Work to do: Within the material below, find each line bearing the word "home" and present it.

Extracted information:
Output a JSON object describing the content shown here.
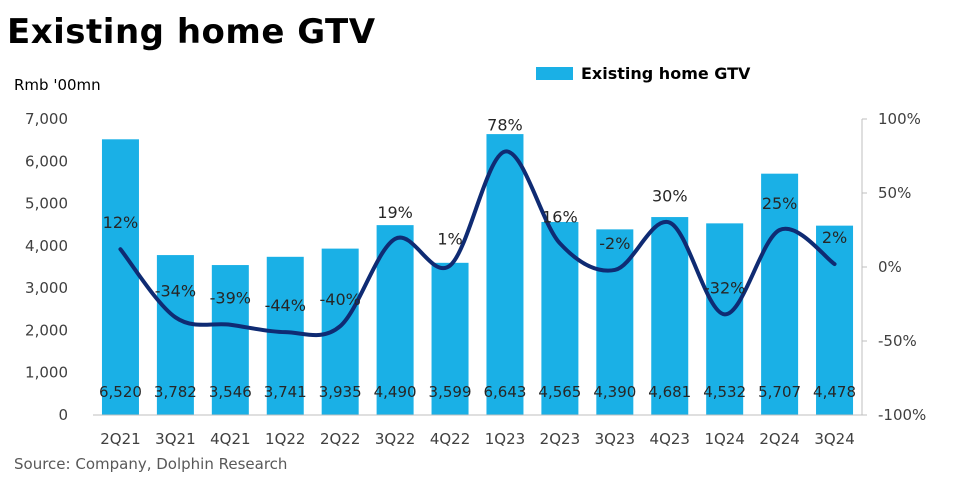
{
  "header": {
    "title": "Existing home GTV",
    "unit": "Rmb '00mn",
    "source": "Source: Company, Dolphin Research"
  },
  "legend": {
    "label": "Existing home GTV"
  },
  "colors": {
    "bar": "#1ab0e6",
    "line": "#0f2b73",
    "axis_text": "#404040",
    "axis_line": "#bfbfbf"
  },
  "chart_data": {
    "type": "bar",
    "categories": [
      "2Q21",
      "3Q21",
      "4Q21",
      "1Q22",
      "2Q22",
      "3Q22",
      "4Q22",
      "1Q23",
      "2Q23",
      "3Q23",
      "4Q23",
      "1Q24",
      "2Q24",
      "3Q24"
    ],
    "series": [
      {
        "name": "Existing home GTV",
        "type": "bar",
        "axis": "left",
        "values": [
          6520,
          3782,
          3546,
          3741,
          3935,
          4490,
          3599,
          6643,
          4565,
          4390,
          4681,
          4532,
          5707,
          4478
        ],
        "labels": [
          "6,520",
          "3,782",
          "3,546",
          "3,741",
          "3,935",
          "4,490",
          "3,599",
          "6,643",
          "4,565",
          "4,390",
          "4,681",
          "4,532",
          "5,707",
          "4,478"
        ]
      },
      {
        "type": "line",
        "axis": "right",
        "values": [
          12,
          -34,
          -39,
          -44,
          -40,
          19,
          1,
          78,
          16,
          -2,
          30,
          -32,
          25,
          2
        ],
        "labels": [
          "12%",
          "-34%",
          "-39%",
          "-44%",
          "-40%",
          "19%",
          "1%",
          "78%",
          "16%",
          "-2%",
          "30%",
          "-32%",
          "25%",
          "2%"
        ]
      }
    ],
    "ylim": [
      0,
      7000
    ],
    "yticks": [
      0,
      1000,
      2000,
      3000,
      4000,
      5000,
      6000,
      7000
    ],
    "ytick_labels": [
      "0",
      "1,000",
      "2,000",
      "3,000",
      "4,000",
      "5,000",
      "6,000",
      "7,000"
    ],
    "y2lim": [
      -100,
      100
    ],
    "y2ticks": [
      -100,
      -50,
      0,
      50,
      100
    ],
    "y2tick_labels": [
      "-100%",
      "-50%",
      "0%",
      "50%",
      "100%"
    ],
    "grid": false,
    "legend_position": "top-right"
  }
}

Task response:
    "title": "Existing home GTV",
    "label": "Existing home GTV"
        "name": "Existing home GTV",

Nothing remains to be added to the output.